**Input**
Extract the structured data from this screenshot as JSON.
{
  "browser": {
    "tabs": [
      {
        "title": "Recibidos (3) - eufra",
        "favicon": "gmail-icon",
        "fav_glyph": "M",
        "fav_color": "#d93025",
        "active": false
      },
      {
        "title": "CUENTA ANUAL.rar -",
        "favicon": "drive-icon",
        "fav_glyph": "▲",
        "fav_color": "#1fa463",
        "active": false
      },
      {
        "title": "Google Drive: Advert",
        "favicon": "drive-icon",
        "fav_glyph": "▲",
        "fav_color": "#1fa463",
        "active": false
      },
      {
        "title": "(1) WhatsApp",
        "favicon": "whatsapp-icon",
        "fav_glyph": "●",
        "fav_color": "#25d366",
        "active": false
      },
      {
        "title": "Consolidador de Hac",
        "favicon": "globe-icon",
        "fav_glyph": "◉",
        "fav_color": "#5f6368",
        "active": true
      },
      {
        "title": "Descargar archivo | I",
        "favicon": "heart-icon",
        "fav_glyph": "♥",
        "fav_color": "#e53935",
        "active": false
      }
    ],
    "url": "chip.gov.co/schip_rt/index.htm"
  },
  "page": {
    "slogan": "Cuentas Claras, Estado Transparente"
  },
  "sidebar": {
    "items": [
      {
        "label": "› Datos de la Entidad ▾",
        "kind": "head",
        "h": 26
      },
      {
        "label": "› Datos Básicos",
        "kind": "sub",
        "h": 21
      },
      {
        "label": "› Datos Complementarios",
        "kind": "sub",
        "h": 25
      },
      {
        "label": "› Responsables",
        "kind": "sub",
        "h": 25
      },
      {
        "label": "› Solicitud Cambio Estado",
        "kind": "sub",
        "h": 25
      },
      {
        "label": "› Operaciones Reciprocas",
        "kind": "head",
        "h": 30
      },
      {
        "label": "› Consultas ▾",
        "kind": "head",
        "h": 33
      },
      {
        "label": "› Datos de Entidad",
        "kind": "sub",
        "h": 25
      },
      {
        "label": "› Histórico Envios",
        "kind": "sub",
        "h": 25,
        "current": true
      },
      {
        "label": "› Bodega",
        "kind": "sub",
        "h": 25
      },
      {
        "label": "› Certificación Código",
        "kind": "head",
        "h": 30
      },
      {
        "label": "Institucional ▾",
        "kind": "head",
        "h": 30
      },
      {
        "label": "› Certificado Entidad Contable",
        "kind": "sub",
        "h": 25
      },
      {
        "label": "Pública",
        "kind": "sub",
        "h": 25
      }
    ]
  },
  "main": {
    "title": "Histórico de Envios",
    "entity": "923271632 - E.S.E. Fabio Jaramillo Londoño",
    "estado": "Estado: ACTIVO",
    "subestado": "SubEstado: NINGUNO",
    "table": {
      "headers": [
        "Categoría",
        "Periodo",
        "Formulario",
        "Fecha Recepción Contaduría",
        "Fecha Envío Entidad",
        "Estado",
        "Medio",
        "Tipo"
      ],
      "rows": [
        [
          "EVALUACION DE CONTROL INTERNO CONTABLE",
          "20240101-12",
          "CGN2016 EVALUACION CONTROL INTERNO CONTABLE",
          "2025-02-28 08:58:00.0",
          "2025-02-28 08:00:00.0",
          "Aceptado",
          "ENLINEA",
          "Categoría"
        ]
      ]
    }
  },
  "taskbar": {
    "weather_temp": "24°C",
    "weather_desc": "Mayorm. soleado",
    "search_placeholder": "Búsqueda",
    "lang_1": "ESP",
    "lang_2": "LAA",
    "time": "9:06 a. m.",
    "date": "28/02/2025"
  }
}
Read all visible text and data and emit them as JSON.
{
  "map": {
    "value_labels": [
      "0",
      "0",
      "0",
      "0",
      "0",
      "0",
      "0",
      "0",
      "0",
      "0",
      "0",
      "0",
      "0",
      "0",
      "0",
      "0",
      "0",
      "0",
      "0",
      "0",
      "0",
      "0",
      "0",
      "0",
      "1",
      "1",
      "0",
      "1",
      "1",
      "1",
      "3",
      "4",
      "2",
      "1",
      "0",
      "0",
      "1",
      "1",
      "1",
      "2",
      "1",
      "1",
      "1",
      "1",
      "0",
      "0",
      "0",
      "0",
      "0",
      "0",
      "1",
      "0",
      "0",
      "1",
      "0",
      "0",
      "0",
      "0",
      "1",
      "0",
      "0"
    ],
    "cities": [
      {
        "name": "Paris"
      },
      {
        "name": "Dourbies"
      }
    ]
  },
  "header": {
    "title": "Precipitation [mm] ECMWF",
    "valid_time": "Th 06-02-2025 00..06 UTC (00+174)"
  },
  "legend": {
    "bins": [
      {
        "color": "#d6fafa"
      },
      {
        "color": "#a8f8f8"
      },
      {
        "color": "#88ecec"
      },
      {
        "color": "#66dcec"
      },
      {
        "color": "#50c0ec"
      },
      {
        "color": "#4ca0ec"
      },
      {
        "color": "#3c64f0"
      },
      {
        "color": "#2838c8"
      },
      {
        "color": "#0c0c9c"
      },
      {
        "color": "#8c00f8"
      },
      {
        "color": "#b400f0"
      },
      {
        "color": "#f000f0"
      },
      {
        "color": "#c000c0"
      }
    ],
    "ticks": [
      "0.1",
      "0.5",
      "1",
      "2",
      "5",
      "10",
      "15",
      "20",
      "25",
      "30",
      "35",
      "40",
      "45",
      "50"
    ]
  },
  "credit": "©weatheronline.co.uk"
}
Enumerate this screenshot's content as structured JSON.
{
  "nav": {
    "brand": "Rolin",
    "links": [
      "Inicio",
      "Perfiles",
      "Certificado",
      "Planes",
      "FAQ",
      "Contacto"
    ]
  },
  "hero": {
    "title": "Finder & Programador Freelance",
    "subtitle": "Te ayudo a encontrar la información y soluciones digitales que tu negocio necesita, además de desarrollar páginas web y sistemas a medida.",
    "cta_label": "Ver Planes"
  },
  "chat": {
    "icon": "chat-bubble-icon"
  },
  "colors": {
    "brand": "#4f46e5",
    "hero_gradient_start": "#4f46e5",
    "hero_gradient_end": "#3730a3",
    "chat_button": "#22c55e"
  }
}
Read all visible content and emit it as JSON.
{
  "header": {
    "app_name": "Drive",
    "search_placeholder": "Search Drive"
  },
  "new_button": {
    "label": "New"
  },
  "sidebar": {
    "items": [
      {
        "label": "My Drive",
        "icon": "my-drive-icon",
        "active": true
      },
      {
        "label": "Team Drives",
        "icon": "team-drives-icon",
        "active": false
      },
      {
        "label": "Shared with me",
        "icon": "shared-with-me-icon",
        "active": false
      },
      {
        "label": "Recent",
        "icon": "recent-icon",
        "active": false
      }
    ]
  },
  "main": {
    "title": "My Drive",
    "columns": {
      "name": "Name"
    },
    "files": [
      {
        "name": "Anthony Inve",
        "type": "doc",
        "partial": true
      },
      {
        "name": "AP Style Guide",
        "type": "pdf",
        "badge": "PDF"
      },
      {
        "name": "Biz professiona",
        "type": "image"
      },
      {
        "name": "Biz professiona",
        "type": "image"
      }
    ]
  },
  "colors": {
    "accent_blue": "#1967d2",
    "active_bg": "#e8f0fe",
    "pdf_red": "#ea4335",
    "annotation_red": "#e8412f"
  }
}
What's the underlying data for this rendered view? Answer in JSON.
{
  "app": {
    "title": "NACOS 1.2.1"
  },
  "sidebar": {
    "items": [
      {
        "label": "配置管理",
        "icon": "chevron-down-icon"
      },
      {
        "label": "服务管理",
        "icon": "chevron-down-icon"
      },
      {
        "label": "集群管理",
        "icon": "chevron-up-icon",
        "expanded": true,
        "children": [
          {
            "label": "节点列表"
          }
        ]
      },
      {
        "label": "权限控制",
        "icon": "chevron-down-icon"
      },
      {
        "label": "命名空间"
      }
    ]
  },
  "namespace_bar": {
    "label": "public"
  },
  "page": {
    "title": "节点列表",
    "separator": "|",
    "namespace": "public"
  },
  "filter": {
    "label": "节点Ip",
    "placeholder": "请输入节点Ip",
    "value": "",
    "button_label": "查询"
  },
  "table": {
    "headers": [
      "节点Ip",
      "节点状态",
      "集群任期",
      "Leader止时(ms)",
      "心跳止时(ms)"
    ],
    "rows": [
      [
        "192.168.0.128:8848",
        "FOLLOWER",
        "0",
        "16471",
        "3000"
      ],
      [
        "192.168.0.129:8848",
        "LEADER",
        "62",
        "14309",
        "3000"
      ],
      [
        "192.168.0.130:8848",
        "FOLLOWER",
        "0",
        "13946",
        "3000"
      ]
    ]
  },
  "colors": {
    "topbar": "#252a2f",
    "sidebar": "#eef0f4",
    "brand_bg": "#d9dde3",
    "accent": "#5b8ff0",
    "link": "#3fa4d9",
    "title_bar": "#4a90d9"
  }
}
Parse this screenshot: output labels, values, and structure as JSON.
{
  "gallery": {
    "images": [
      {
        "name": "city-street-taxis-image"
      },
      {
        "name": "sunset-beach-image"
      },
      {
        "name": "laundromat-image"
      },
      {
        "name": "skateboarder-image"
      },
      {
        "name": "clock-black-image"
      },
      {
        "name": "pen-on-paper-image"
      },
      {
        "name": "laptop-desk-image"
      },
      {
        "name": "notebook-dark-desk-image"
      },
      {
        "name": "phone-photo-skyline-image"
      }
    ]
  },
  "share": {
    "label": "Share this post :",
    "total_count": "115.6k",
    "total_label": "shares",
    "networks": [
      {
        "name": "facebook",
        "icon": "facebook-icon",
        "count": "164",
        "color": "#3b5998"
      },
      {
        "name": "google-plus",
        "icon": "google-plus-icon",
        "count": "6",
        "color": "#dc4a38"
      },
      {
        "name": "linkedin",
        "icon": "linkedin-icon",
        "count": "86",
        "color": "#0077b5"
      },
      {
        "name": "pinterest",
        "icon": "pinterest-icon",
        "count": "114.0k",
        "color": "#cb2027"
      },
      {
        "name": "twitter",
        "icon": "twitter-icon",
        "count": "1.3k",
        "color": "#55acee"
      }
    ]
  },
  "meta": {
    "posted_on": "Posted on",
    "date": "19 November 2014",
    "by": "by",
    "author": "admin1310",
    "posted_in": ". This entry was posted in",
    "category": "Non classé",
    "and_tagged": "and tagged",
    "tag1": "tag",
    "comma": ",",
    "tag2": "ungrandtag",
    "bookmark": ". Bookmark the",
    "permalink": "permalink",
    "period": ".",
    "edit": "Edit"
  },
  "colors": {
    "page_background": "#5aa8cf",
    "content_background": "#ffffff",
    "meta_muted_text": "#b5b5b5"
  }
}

**Task brief**
Each line above that includes "EVALUACION" should be shown.

**Solution to this exercise**
          "EVALUACION DE CONTROL INTERNO CONTABLE",
          "CGN2016 EVALUACION CONTROL INTERNO CONTABLE",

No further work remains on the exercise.